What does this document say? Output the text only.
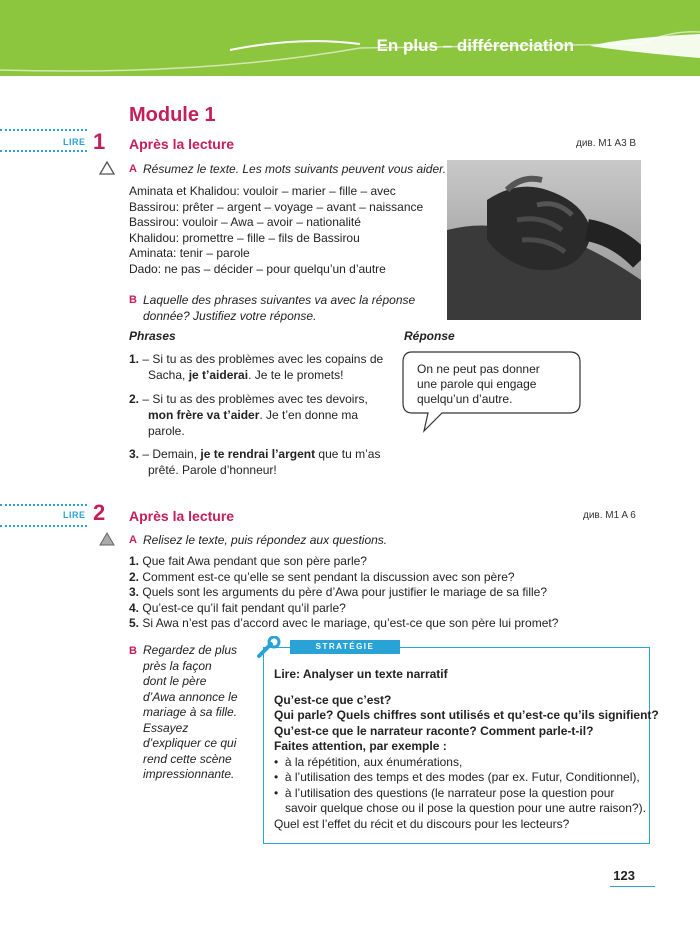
En plus – différenciation
Module 1
LIRE 1 Après la lecture	див. M1 A3 B
A Résumez le texte. Les mots suivants peuvent vous aider.
Aminata et Khalidou: vouloir – marier – fille – avec
Bassirou: prêter – argent – voyage – avant – naissance
Bassirou: vouloir – Awa – avoir – nationalité
Khalidou: promettre – fille – fils de Bassirou
Aminata: tenir – parole
Dado: ne pas – décider – pour quelqu’un d’autre
B Laquelle des phrases suivantes va avec la réponse
donnée? Justifiez votre réponse.
Phrases	Réponse
1. – Si tu as des problèmes avec les copains de
Sacha, je t’aiderai. Je te le promets!
2. – Si tu as des problèmes avec tes devoirs,
mon frère va t’aider. Je t’en donne ma
parole.
3. – Demain, je te rendrai l’argent que tu m’as
prêté. Parole d’honneur!
On ne peut pas donner
une parole qui engage
quelqu’un d’autre.
LIRE 2 Après la lecture	див. M1 A 6
A Relisez le texte, puis répondez aux questions.
1. Que fait Awa pendant que son père parle?
2. Comment est-ce qu’elle se sent pendant la discussion avec son père?
3. Quels sont les arguments du père d’Awa pour justifier le mariage de sa fille?
4. Qu’est-ce qu’il fait pendant qu’il parle?
5. Si Awa n’est pas d’accord avec le mariage, qu’est-ce que son père lui promet?
B Regardez de plus
près la façon
dont le père
d’Awa annonce le
mariage à sa fille.
Essayez
d’expliquer ce qui
rend cette scène
impressionnante.
STRATÉGIE
Lire: Analyser un texte narratif
Qu’est-ce que c’est?
Qui parle? Quels chiffres sont utilisés et qu’est-ce qu’ils signifient?
Qu’est-ce que le narrateur raconte? Comment parle-t-il?
Faites attention, par exemple :
•  à la répétition, aux énumérations,
•  à l’utilisation des temps et des modes (par ex. Futur, Conditionnel),
•  à l’utilisation des questions (le narrateur pose la question pour
savoir quelque chose ou il pose la question pour une autre raison?).
Quel est l’effet du récit et du discours pour les lecteurs?
123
+++
• DIRECTIVE: Search the entries for the word "pose", then gather every line that has it.

• TASK ANSWER:
•  à l’utilisation des questions (le narrateur pose la question pour
savoir quelque chose ou il pose la question pour une autre raison?).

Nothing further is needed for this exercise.